PROBLEM DESCRIPTION: Give the count of lines in the data that include "text", with no other words.

WORKING DATA:
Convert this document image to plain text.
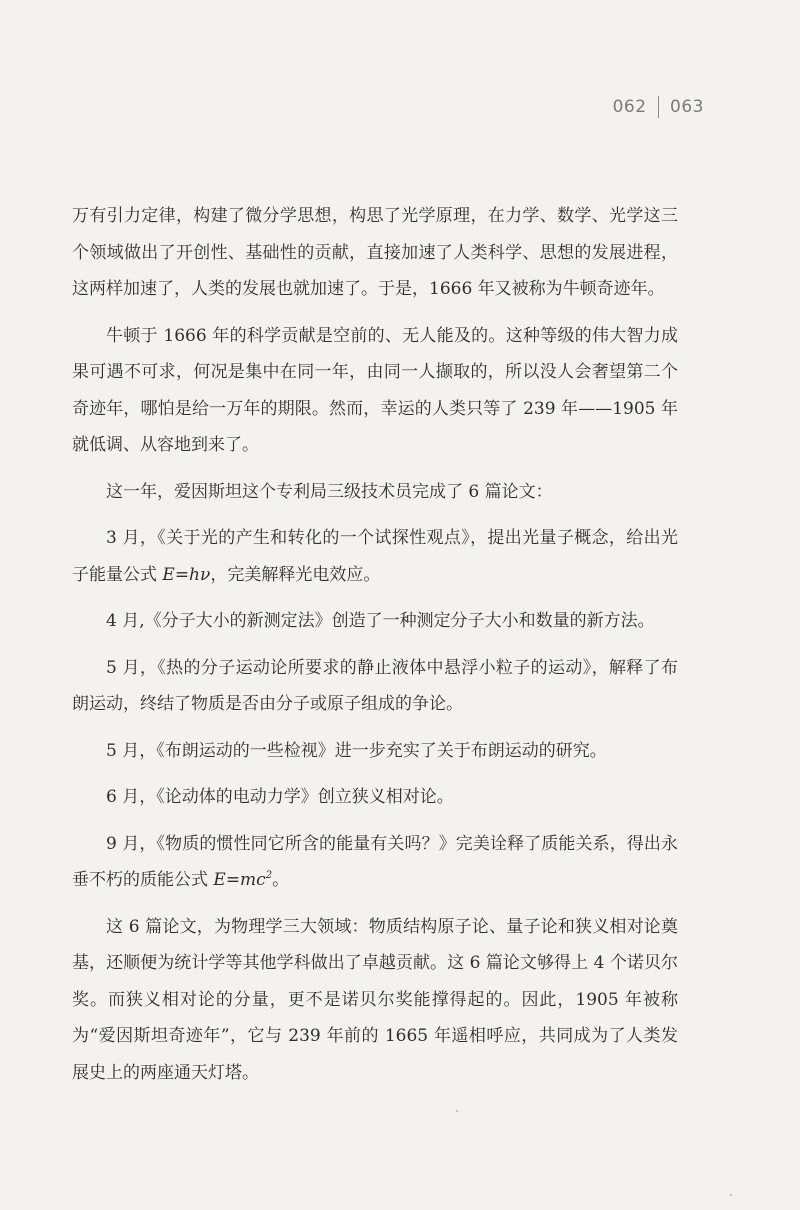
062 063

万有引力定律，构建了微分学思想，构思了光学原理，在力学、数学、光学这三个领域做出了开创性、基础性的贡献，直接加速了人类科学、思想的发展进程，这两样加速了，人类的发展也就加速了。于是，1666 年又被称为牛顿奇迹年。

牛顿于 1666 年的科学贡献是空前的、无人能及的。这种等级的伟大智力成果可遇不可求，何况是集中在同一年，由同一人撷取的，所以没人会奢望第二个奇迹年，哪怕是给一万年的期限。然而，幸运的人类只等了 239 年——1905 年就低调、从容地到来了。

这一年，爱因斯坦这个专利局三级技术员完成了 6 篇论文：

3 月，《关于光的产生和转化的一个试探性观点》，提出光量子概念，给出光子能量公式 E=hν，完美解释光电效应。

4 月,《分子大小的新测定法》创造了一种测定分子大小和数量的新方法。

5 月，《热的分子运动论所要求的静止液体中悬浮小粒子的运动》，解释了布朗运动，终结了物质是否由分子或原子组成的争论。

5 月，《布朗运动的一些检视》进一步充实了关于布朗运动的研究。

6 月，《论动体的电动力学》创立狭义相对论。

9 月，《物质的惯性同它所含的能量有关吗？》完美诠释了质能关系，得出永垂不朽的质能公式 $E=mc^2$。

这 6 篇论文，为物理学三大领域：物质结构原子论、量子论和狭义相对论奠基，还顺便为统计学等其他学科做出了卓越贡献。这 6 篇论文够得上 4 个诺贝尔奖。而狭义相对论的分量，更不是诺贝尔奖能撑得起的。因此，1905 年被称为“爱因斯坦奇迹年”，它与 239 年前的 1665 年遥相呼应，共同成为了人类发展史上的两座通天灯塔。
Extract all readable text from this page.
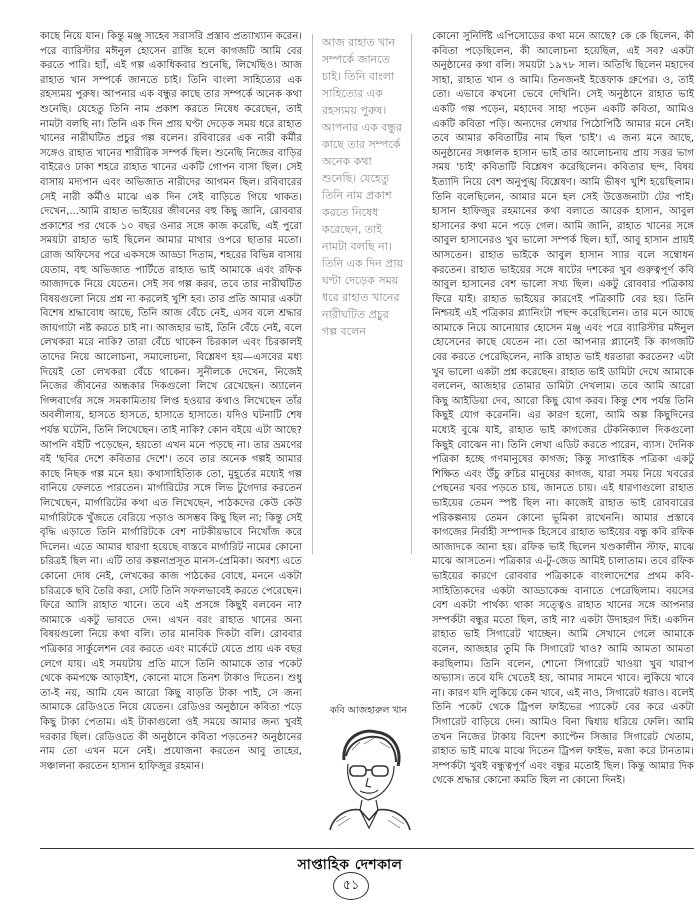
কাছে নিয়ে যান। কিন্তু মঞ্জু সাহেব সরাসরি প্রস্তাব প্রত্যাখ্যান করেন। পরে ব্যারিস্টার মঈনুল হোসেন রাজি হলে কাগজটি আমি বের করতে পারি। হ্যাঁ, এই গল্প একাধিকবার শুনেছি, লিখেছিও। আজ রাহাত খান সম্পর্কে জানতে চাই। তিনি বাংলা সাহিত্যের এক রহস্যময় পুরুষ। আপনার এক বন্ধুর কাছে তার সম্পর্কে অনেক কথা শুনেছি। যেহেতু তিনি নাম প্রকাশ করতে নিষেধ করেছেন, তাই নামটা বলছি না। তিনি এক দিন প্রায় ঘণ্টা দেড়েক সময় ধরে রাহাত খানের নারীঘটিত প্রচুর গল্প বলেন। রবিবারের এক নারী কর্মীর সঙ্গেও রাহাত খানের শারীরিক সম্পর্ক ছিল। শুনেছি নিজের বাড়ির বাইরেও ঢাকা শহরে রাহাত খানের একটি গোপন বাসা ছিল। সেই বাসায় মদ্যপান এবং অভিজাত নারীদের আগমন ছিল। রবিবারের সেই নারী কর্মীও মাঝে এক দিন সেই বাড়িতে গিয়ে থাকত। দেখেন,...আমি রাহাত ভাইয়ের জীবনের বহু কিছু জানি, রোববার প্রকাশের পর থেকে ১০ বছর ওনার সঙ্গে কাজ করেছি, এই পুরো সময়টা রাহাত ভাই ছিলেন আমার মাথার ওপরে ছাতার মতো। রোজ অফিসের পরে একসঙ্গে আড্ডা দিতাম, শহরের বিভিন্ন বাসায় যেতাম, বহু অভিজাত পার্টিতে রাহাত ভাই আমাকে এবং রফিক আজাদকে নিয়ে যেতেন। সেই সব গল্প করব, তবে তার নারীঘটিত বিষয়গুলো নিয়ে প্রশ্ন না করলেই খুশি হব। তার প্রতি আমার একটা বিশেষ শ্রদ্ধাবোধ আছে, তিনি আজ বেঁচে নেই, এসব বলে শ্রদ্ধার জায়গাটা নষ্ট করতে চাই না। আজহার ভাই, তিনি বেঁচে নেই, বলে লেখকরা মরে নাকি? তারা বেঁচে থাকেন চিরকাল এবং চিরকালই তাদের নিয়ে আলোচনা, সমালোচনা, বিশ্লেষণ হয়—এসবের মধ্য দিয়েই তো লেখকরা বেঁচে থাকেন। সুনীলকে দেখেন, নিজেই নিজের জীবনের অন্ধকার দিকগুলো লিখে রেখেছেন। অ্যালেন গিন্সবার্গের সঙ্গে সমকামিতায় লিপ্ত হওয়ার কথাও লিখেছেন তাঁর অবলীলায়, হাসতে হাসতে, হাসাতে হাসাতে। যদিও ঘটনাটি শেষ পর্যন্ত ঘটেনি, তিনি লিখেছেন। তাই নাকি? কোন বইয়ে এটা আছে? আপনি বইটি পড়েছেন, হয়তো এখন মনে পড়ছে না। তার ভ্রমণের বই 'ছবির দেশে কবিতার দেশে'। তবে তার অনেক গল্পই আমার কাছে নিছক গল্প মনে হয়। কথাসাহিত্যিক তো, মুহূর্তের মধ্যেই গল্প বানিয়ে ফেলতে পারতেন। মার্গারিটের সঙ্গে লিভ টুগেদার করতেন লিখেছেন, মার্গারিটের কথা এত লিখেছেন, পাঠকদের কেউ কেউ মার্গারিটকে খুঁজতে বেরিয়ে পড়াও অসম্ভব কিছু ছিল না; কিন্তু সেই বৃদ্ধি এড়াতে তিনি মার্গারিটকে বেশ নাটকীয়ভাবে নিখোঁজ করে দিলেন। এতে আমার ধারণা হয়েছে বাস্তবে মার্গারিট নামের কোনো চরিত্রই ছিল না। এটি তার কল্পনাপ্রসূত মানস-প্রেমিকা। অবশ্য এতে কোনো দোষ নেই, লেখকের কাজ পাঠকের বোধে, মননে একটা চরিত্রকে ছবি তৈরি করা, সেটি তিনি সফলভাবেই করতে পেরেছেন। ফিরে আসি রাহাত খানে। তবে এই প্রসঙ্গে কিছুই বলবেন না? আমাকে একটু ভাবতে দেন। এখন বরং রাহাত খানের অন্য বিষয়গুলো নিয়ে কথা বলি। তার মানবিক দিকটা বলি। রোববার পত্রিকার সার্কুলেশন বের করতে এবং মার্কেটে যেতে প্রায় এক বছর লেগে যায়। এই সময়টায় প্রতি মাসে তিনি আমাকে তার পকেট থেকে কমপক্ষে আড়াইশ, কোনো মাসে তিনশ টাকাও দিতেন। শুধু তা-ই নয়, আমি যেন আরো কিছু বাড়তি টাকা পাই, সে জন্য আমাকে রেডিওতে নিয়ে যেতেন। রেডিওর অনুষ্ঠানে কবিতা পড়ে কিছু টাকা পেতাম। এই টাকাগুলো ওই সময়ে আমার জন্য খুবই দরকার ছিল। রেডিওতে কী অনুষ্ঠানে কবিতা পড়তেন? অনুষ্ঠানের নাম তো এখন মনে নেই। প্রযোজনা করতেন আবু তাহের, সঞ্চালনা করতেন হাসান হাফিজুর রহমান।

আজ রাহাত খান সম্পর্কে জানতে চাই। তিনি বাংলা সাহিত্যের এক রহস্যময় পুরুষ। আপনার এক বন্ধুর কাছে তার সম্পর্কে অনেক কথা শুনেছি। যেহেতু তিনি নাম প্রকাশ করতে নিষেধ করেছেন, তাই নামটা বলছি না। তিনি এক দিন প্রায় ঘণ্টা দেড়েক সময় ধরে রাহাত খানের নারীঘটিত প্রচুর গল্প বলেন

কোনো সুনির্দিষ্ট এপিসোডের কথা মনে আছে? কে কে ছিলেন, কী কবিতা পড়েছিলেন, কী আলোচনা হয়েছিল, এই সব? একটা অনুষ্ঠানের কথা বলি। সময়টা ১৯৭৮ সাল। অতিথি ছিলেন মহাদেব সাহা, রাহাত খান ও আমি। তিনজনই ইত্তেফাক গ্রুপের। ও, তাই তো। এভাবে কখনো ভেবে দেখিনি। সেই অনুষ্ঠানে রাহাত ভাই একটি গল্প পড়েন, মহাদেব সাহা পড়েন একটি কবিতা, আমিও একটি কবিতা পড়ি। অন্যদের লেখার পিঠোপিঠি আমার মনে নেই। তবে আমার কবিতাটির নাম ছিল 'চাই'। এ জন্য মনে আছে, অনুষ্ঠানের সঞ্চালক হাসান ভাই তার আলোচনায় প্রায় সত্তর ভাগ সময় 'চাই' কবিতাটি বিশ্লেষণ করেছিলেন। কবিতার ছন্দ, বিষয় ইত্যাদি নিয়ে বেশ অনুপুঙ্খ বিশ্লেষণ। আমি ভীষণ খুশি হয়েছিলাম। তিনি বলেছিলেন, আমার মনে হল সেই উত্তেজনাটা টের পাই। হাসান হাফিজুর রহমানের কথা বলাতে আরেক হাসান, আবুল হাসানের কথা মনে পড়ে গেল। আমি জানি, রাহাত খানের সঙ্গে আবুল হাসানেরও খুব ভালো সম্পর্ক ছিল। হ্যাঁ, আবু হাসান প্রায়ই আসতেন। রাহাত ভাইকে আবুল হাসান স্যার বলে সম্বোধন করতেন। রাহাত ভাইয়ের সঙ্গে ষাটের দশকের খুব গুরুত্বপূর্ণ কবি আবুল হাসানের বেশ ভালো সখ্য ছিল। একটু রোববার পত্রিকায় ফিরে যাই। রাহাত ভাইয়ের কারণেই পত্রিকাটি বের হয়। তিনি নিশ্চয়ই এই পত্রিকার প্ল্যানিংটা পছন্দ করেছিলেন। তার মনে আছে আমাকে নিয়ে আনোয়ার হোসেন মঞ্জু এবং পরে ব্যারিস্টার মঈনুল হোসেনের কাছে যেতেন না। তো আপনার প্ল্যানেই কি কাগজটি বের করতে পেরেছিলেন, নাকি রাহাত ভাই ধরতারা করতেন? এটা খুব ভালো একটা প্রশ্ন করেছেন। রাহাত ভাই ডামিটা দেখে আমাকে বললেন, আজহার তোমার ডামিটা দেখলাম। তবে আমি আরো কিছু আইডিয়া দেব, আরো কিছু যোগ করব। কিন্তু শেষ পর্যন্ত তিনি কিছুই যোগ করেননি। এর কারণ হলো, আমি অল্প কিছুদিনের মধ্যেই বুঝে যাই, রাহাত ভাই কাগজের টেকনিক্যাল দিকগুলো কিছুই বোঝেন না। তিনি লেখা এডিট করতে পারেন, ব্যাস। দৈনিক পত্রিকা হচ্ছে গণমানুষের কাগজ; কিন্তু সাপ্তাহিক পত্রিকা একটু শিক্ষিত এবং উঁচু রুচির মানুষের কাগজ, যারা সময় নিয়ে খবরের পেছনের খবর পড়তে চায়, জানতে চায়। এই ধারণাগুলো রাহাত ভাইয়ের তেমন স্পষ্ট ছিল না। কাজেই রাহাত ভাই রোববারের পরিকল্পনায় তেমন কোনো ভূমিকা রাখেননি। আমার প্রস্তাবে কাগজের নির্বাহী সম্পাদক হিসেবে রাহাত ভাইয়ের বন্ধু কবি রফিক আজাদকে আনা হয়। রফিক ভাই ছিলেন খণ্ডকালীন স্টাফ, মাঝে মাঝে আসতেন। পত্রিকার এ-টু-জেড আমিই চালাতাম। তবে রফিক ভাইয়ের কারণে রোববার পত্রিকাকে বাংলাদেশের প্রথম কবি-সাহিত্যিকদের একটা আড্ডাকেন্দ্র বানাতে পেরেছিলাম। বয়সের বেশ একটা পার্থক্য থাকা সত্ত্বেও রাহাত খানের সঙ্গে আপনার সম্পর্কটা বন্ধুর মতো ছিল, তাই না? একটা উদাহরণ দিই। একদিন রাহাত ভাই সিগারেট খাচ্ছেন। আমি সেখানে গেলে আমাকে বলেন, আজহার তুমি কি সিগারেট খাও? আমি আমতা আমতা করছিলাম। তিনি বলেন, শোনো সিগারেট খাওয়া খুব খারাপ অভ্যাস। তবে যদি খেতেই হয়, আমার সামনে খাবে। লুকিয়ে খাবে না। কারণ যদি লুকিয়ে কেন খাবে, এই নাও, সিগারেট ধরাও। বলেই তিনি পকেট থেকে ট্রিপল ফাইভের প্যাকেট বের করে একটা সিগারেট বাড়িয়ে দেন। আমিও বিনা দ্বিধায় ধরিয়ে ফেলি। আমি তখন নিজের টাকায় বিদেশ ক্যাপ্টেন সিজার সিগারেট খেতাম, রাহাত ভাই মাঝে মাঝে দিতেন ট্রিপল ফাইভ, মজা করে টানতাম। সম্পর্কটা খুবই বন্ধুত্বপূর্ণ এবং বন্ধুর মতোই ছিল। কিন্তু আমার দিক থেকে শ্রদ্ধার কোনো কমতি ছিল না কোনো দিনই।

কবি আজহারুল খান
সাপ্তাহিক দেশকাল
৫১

REPLY: 2